Locate the word "given" in the data below, then copy every line that holds it.

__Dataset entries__
——

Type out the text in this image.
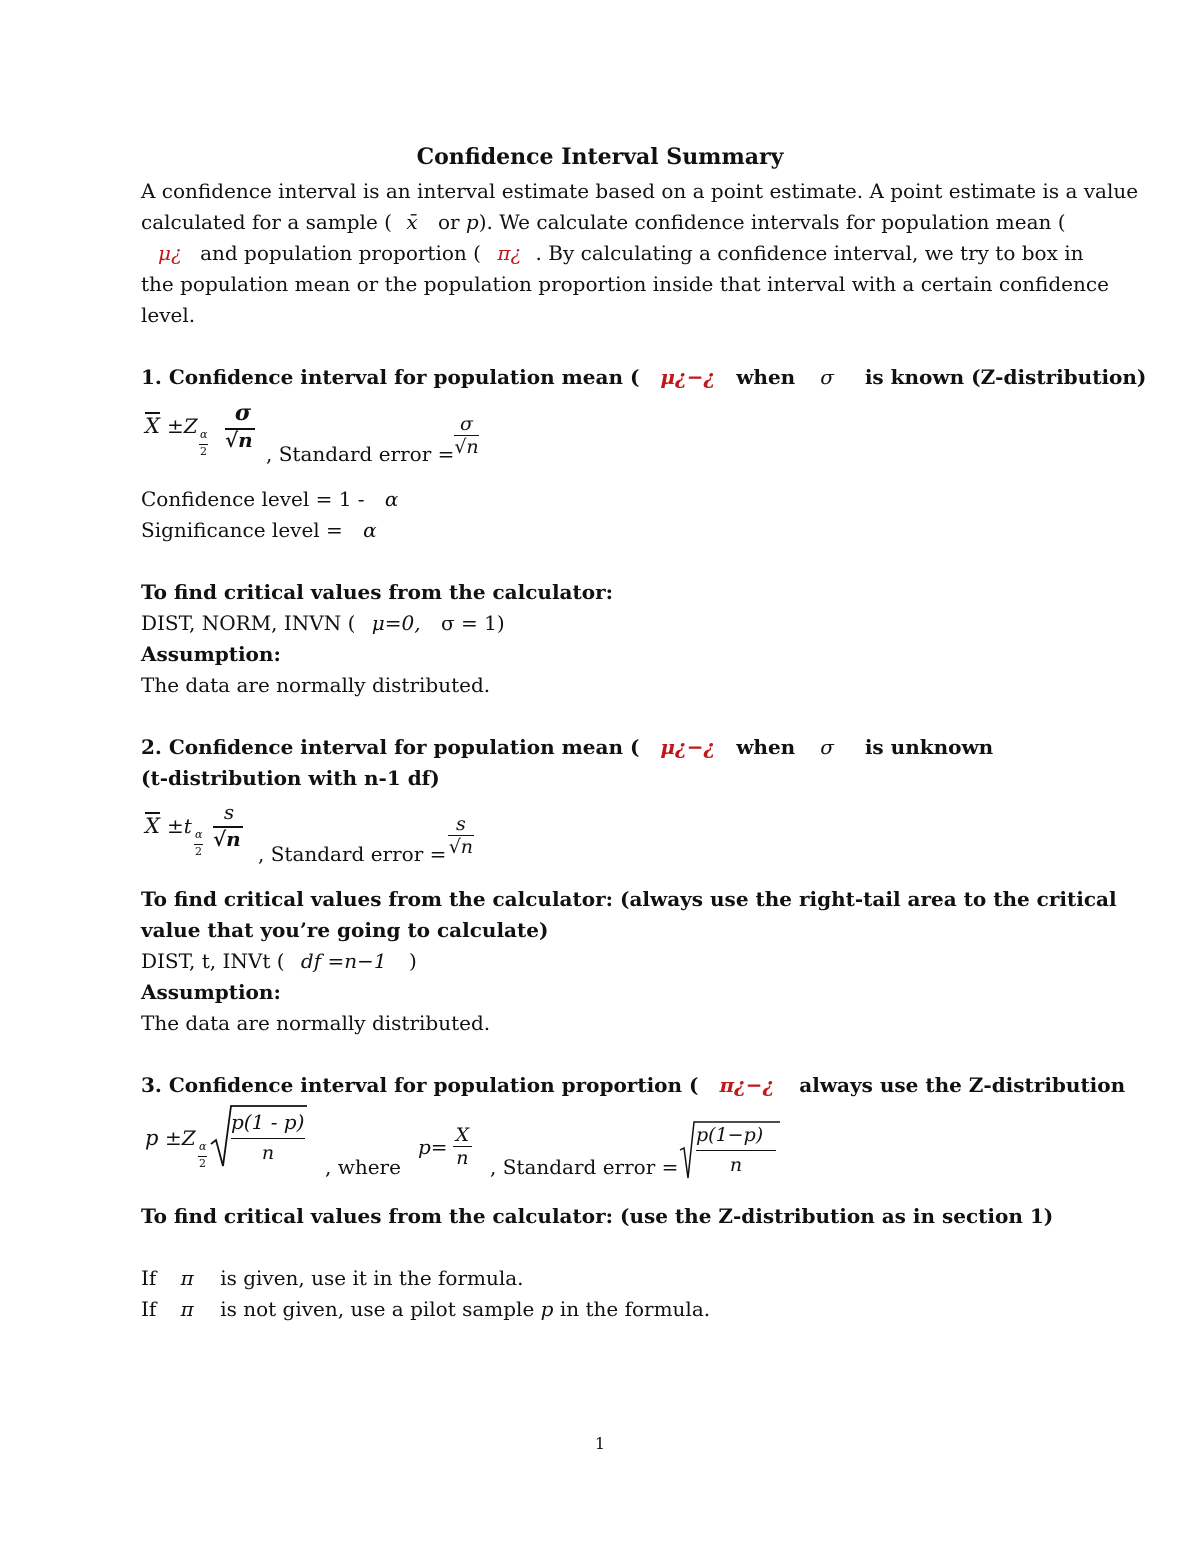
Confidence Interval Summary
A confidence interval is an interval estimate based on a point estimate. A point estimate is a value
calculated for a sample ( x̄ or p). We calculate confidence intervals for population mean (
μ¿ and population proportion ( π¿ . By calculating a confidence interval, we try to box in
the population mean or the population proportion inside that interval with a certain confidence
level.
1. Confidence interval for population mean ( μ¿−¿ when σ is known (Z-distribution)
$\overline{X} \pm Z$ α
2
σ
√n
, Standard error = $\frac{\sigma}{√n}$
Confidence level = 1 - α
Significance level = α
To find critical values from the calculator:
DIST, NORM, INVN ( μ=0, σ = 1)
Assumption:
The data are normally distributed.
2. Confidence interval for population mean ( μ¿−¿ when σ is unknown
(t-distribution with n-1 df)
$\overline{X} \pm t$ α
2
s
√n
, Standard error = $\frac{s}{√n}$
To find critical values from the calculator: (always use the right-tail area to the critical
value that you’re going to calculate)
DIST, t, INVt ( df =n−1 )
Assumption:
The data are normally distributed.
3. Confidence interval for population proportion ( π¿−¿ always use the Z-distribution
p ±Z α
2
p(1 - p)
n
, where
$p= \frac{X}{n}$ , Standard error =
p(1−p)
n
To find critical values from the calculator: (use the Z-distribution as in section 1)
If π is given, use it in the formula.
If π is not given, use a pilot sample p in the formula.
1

——

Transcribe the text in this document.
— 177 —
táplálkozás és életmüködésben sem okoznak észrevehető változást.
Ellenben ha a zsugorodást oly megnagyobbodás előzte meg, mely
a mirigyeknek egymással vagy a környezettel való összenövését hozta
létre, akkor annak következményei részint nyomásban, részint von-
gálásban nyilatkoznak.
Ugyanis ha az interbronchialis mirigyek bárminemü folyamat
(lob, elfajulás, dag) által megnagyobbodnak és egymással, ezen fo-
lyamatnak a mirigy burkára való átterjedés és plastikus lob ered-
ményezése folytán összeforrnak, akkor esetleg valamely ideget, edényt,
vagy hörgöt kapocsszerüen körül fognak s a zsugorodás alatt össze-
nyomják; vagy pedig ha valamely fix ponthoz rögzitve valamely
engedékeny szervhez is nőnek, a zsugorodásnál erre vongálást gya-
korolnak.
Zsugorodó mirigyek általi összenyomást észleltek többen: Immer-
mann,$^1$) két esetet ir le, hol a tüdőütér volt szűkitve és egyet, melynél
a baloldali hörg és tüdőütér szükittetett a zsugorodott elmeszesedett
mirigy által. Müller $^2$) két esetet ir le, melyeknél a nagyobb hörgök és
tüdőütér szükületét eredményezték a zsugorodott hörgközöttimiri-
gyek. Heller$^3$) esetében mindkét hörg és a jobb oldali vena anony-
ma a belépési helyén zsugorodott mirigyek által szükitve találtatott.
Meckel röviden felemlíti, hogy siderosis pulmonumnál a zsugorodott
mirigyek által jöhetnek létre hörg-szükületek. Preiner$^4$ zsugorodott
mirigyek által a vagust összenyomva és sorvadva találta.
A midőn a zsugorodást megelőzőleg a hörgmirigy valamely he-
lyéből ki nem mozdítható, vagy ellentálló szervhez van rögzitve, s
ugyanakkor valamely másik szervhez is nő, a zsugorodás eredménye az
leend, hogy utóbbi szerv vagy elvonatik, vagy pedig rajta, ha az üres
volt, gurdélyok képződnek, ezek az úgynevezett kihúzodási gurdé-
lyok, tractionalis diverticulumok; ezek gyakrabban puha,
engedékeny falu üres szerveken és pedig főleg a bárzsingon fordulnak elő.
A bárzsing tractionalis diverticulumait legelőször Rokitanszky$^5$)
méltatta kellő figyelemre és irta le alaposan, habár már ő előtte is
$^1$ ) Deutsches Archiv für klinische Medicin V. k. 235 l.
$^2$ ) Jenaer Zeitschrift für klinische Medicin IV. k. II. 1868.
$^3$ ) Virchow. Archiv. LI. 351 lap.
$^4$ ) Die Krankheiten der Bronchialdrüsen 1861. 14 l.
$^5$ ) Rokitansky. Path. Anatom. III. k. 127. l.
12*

——

__Solved exercise__
If π is given, use it in the formula.
If π is not given, use a pilot sample p in the formula.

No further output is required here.